**INSTRUCTION:** Drop every picture and give the entries back exactly.

**DATASET EXTRACT:**
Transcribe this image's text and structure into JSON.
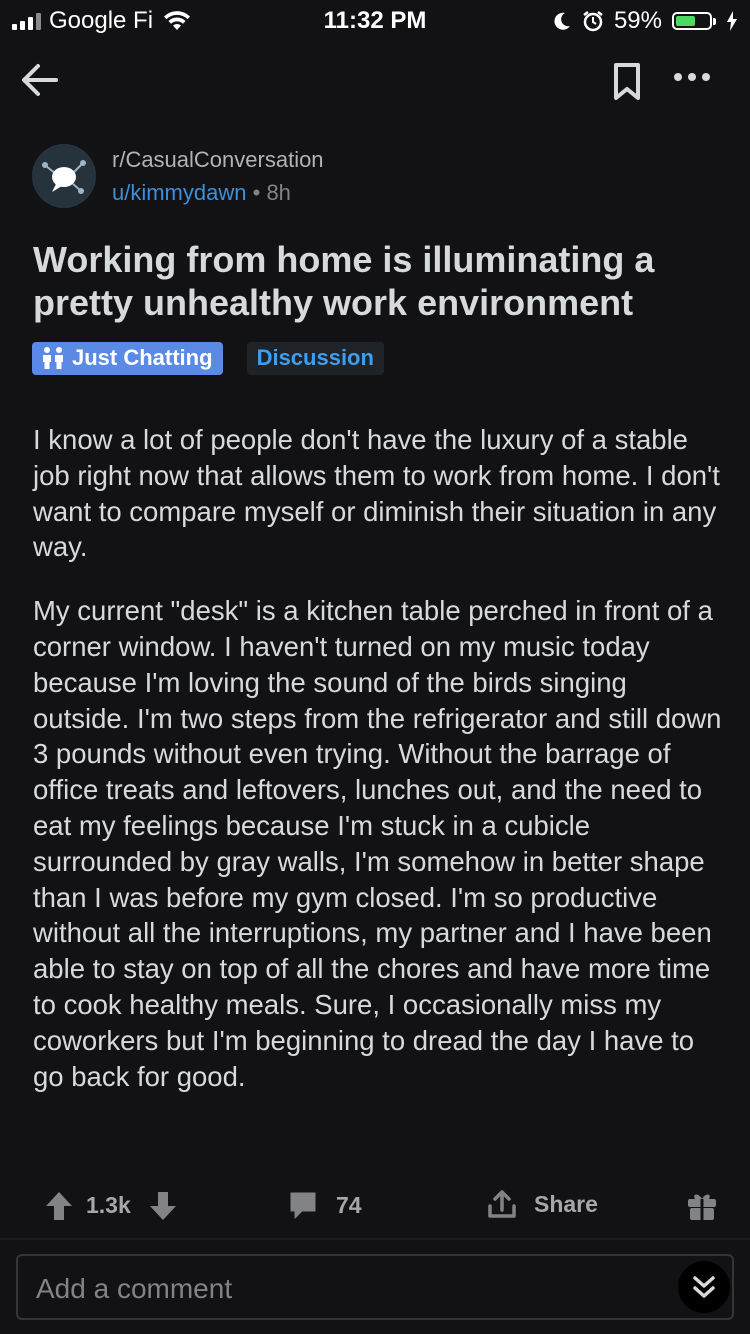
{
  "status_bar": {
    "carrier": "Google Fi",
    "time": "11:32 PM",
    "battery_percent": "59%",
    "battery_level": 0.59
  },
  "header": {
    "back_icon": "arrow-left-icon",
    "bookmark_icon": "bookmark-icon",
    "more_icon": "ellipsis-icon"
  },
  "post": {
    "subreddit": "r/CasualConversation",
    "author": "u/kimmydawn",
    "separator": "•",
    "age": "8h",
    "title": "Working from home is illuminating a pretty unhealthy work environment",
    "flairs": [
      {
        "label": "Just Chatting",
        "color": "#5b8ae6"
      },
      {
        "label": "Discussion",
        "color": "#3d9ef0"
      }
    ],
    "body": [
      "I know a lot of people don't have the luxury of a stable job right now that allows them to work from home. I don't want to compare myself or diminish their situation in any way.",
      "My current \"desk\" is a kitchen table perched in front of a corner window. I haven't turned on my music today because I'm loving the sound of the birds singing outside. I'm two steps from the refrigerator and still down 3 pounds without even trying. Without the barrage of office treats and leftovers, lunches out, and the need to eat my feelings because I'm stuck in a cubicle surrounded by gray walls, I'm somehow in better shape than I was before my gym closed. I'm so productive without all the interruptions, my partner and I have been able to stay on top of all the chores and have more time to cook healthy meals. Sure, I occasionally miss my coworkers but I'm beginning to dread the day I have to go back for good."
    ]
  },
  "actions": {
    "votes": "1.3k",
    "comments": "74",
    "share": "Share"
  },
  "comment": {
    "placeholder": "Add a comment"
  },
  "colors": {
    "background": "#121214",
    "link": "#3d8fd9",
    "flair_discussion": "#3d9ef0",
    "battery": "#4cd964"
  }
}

**EXERCISE OUTPUT:**
Transcribe this image's text and structure into JSON.
{
  "status_bar": {
    "carrier": "Google Fi",
    "time": "11:32 PM",
    "battery_percent": "59%",
    "battery_level": 0.59
  },
  "header": {
    "back_icon": "arrow-left-icon",
    "bookmark_icon": "bookmark-icon",
    "more_icon": "ellipsis-icon"
  },
  "post": {
    "subreddit": "r/CasualConversation",
    "author": "u/kimmydawn",
    "separator": "•",
    "age": "8h",
    "title": "Working from home is illuminating a pretty unhealthy work environment",
    "flairs": [
      {
        "label": "Just Chatting",
        "color": "#5b8ae6"
      },
      {
        "label": "Discussion",
        "color": "#3d9ef0"
      }
    ],
    "body": [
      "I know a lot of people don't have the luxury of a stable job right now that allows them to work from home. I don't want to compare myself or diminish their situation in any way.",
      "My current \"desk\" is a kitchen table perched in front of a corner window. I haven't turned on my music today because I'm loving the sound of the birds singing outside. I'm two steps from the refrigerator and still down 3 pounds without even trying. Without the barrage of office treats and leftovers, lunches out, and the need to eat my feelings because I'm stuck in a cubicle surrounded by gray walls, I'm somehow in better shape than I was before my gym closed. I'm so productive without all the interruptions, my partner and I have been able to stay on top of all the chores and have more time to cook healthy meals. Sure, I occasionally miss my coworkers but I'm beginning to dread the day I have to go back for good."
    ]
  },
  "actions": {
    "votes": "1.3k",
    "comments": "74",
    "share": "Share"
  },
  "comment": {
    "placeholder": "Add a comment"
  },
  "colors": {
    "background": "#121214",
    "link": "#3d8fd9",
    "flair_discussion": "#3d9ef0",
    "battery": "#4cd964"
  }
}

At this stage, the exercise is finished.